## EXERCISE REQUIREMENTS
Here are records with pictures in them. Copy all of them exactly and leave the pictures out.

## DATA SECTION
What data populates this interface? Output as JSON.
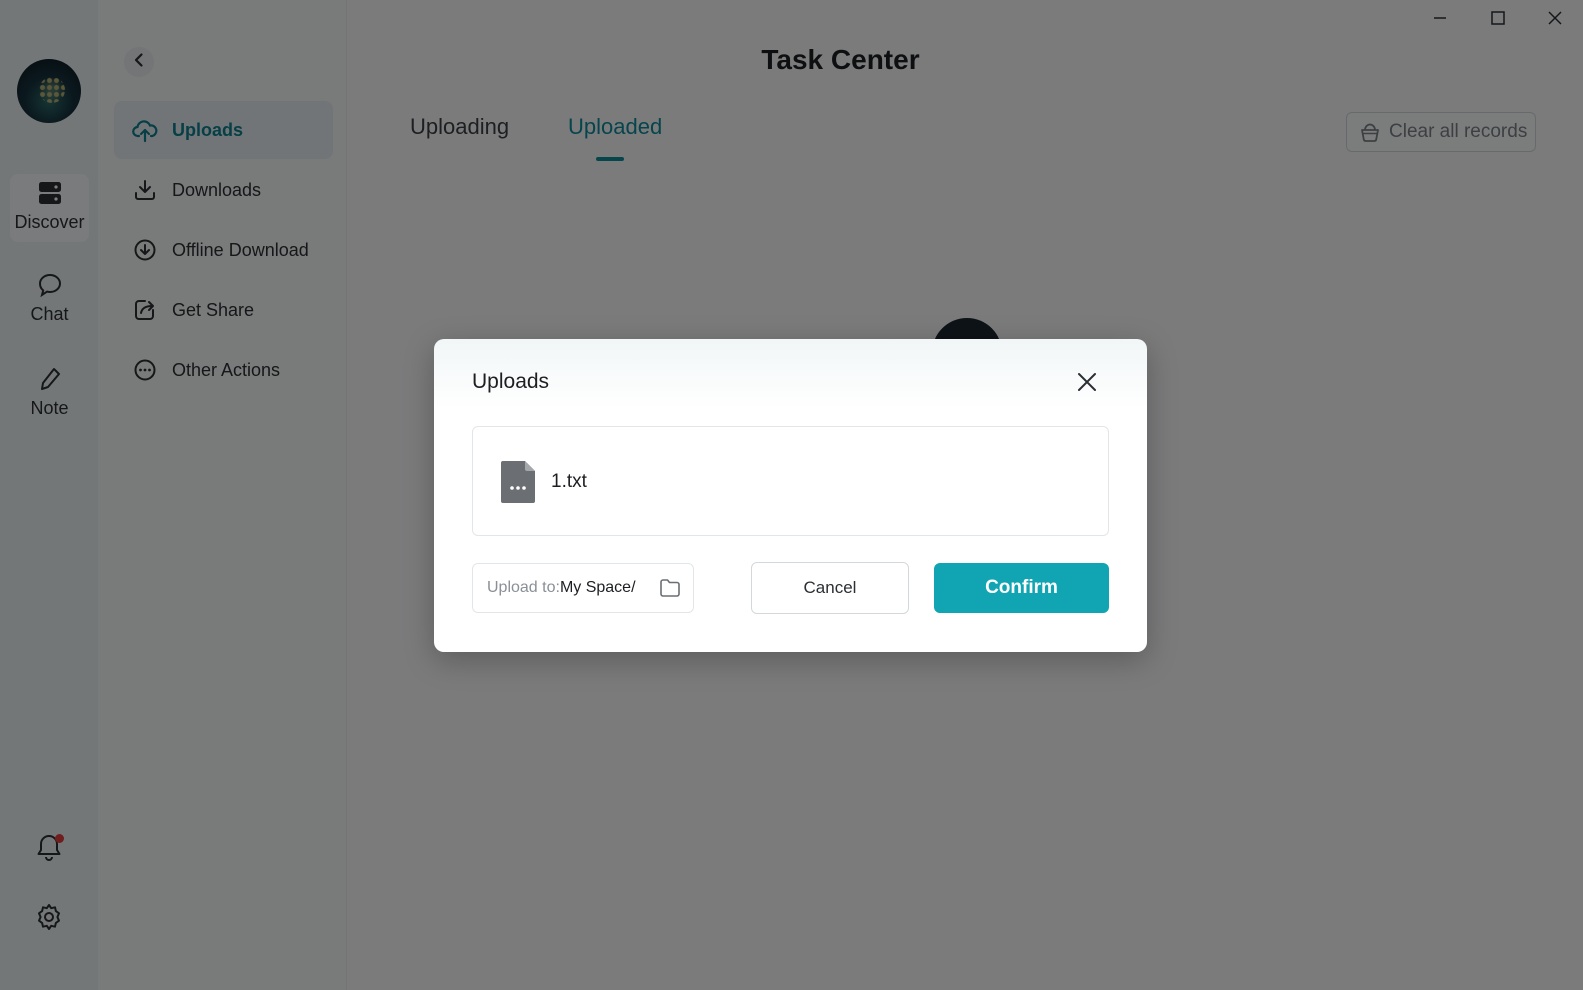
{
  "rail": {
    "items": [
      {
        "label": "Discover",
        "icon": "discover-icon"
      },
      {
        "label": "Chat",
        "icon": "chat-icon"
      },
      {
        "label": "Note",
        "icon": "note-icon"
      }
    ],
    "bottom_icons": [
      "bell-icon",
      "gear-icon"
    ]
  },
  "sidebar": {
    "items": [
      {
        "label": "Uploads",
        "icon": "upload-cloud-icon",
        "active": true
      },
      {
        "label": "Downloads",
        "icon": "download-icon"
      },
      {
        "label": "Offline Download",
        "icon": "offline-download-icon"
      },
      {
        "label": "Get Share",
        "icon": "share-icon"
      },
      {
        "label": "Other Actions",
        "icon": "more-icon"
      }
    ]
  },
  "header": {
    "title": "Task Center"
  },
  "tabs": [
    {
      "label": "Uploading"
    },
    {
      "label": "Uploaded",
      "active": true
    }
  ],
  "clear_records": {
    "label": "Clear all records"
  },
  "dialog": {
    "title": "Uploads",
    "file": {
      "name": "1.txt"
    },
    "upload_to": {
      "prefix": "Upload to:",
      "path": "My Space/"
    },
    "cancel_label": "Cancel",
    "confirm_label": "Confirm"
  },
  "colors": {
    "accent": "#11a5b4",
    "accent_text": "#0f8a98",
    "badge": "#e03a3a"
  }
}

## OUTPUT
What data populates this interface? Output as JSON.
{
  "rail": {
    "items": [
      {
        "label": "Discover",
        "icon": "discover-icon"
      },
      {
        "label": "Chat",
        "icon": "chat-icon"
      },
      {
        "label": "Note",
        "icon": "note-icon"
      }
    ],
    "bottom_icons": [
      "bell-icon",
      "gear-icon"
    ]
  },
  "sidebar": {
    "items": [
      {
        "label": "Uploads",
        "icon": "upload-cloud-icon",
        "active": true
      },
      {
        "label": "Downloads",
        "icon": "download-icon"
      },
      {
        "label": "Offline Download",
        "icon": "offline-download-icon"
      },
      {
        "label": "Get Share",
        "icon": "share-icon"
      },
      {
        "label": "Other Actions",
        "icon": "more-icon"
      }
    ]
  },
  "header": {
    "title": "Task Center"
  },
  "tabs": [
    {
      "label": "Uploading"
    },
    {
      "label": "Uploaded",
      "active": true
    }
  ],
  "clear_records": {
    "label": "Clear all records"
  },
  "dialog": {
    "title": "Uploads",
    "file": {
      "name": "1.txt"
    },
    "upload_to": {
      "prefix": "Upload to:",
      "path": "My Space/"
    },
    "cancel_label": "Cancel",
    "confirm_label": "Confirm"
  },
  "colors": {
    "accent": "#11a5b4",
    "accent_text": "#0f8a98",
    "badge": "#e03a3a"
  }
}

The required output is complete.